Exercise directions:
Could you write out the records below exactly as they appear, leaving out any pictures?

──────────

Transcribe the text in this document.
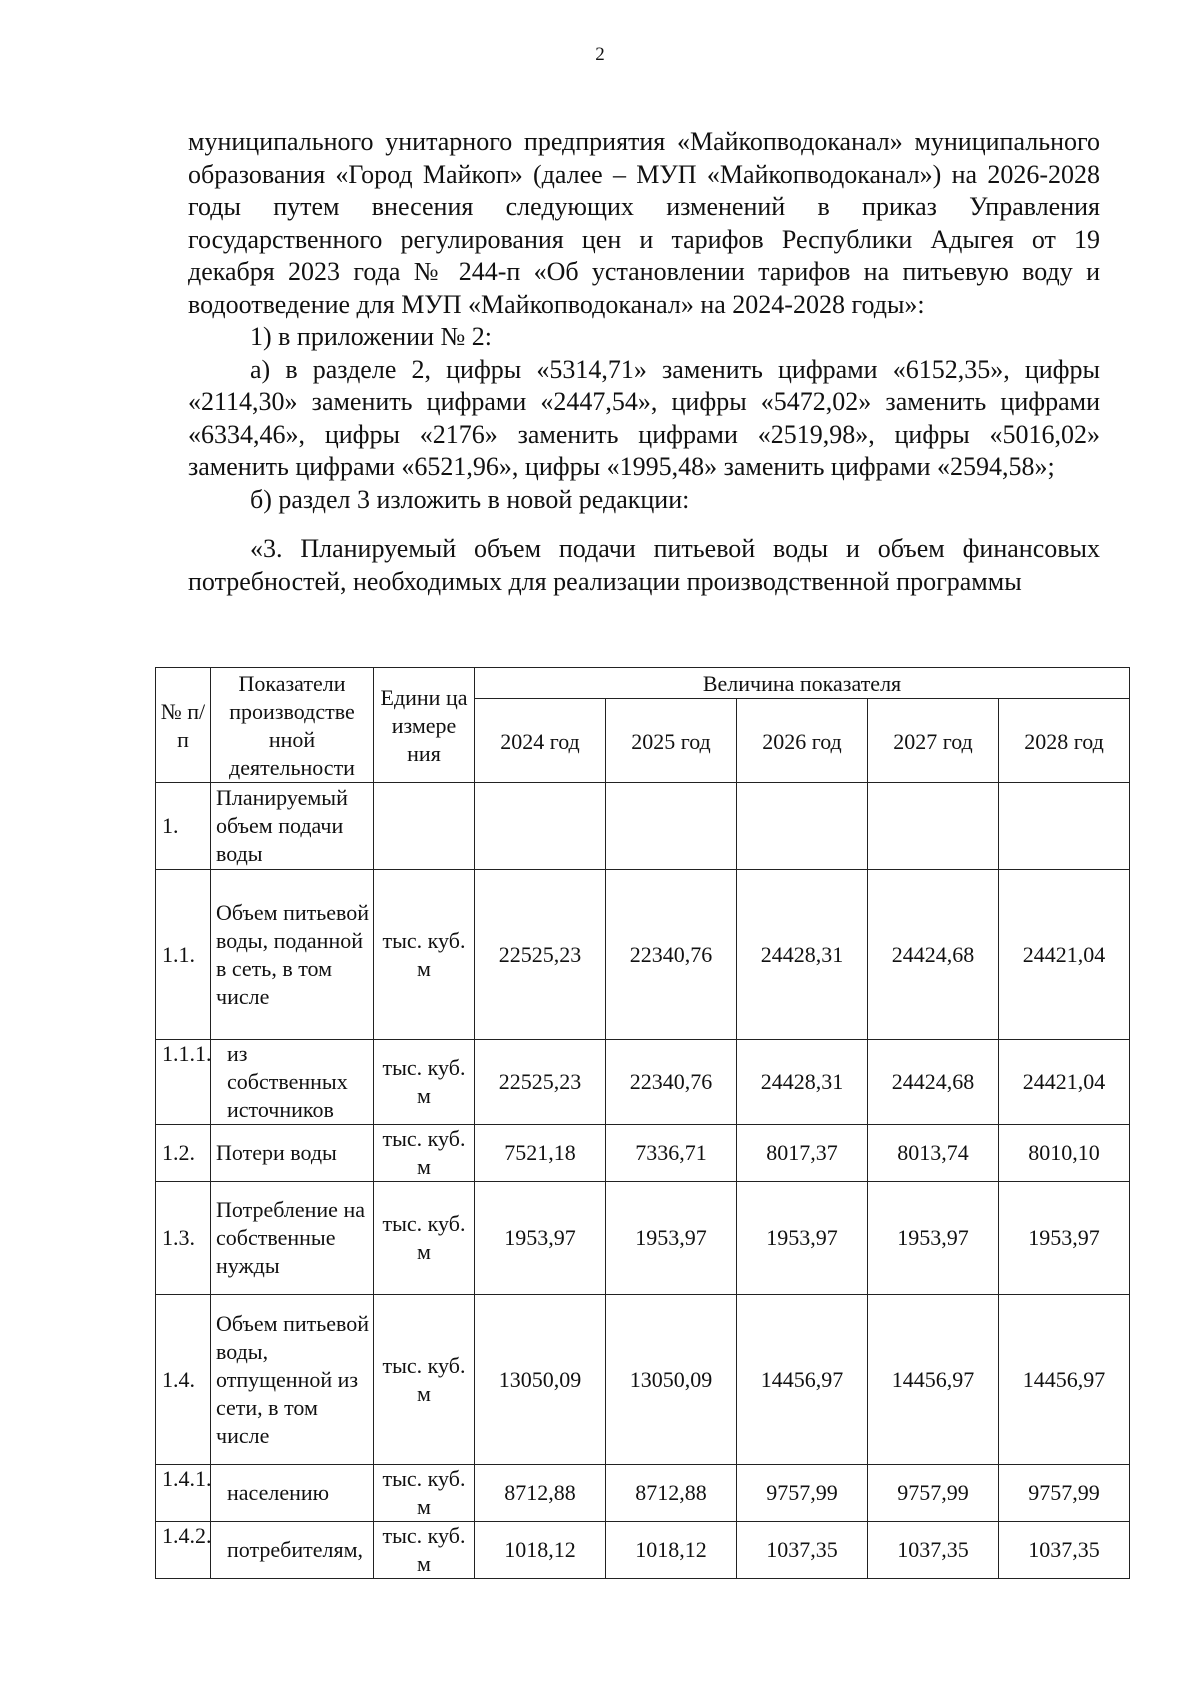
2

муниципального унитарного предприятия «Майкопводоканал» муниципального образования «Город Майкоп» (далее – МУП «Майкопводоканал») на 2026-2028 годы путем внесения следующих изменений в приказ Управления государственного регулирования цен и тарифов Республики Адыгея от 19 декабря 2023 года № 244-п «Об установлении тарифов на питьевую воду и водоотведение для МУП «Майкопводоканал» на 2024-2028 годы»:

1) в приложении № 2:

а) в разделе 2, цифры «5314,71» заменить цифрами «6152,35», цифры «2114,30» заменить цифрами «2447,54», цифры «5472,02» заменить цифрами «6334,46», цифры «2176» заменить цифрами «2519,98», цифры «5016,02» заменить цифрами «6521,96», цифры «1995,48» заменить цифрами «2594,58»;

б) раздел 3 изложить в новой редакции:

«3. Планируемый объем подачи питьевой воды и объем финансовых потребностей, необходимых для реализации производственной программы

№ п/п	Показатели производстве нной деятельности	Едини ца измере ния	Величина показателя				
			2024 год	2025 год	2026 год	2027 год	2028 год
1.	Планируемый объем подачи воды						
1.1.	Объем питьевой воды, поданной в сеть, в том числе	тыс. куб. м	22525,23	22340,76	24428,31	24424,68	24421,04
1.1.1.	из собственных источников	тыс. куб. м	22525,23	22340,76	24428,31	24424,68	24421,04
1.2.	Потери воды	тыс. куб. м	7521,18	7336,71	8017,37	8013,74	8010,10
1.3.	Потребление на собственные нужды	тыс. куб. м	1953,97	1953,97	1953,97	1953,97	1953,97
1.4.	Объем питьевой воды, отпущенной из сети, в том числе	тыс. куб. м	13050,09	13050,09	14456,97	14456,97	14456,97
1.4.1.	населению	тыс. куб. м	8712,88	8712,88	9757,99	9757,99	9757,99
1.4.2.	потребителям,	тыс. куб. м	1018,12	1018,12	1037,35	1037,35	1037,35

──────────

Answer to this exercise:
Transcribe the text in this document.
2

муниципального унитарного предприятия «Майкопводоканал» муниципального образования «Город Майкоп» (далее – МУП «Майкопводоканал») на 2026-2028 годы путем внесения следующих изменений в приказ Управления государственного регулирования цен и тарифов Республики Адыгея от 19 декабря 2023 года № 244-п «Об установлении тарифов на питьевую воду и водоотведение для МУП «Майкопводоканал» на 2024-2028 годы»:

1) в приложении № 2:

а) в разделе 2, цифры «5314,71» заменить цифрами «6152,35», цифры «2114,30» заменить цифрами «2447,54», цифры «5472,02» заменить цифрами «6334,46», цифры «2176» заменить цифрами «2519,98», цифры «5016,02» заменить цифрами «6521,96», цифры «1995,48» заменить цифрами «2594,58»;

б) раздел 3 изложить в новой редакции:

«3. Планируемый объем подачи питьевой воды и объем финансовых потребностей, необходимых для реализации производственной программы

№ п/п	Показатели производстве нной деятельности	Едини ца измере ния	Величина показателя				
			2024 год	2025 год	2026 год	2027 год	2028 год
1.	Планируемый объем подачи воды						
1.1.	Объем питьевой воды, поданной в сеть, в том числе	тыс. куб. м	22525,23	22340,76	24428,31	24424,68	24421,04
1.1.1.	из собственных источников	тыс. куб. м	22525,23	22340,76	24428,31	24424,68	24421,04
1.2.	Потери воды	тыс. куб. м	7521,18	7336,71	8017,37	8013,74	8010,10
1.3.	Потребление на собственные нужды	тыс. куб. м	1953,97	1953,97	1953,97	1953,97	1953,97
1.4.	Объем питьевой воды, отпущенной из сети, в том числе	тыс. куб. м	13050,09	13050,09	14456,97	14456,97	14456,97
1.4.1.	населению	тыс. куб. м	8712,88	8712,88	9757,99	9757,99	9757,99
1.4.2.	потребителям,	тыс. куб. м	1018,12	1018,12	1037,35	1037,35	1037,35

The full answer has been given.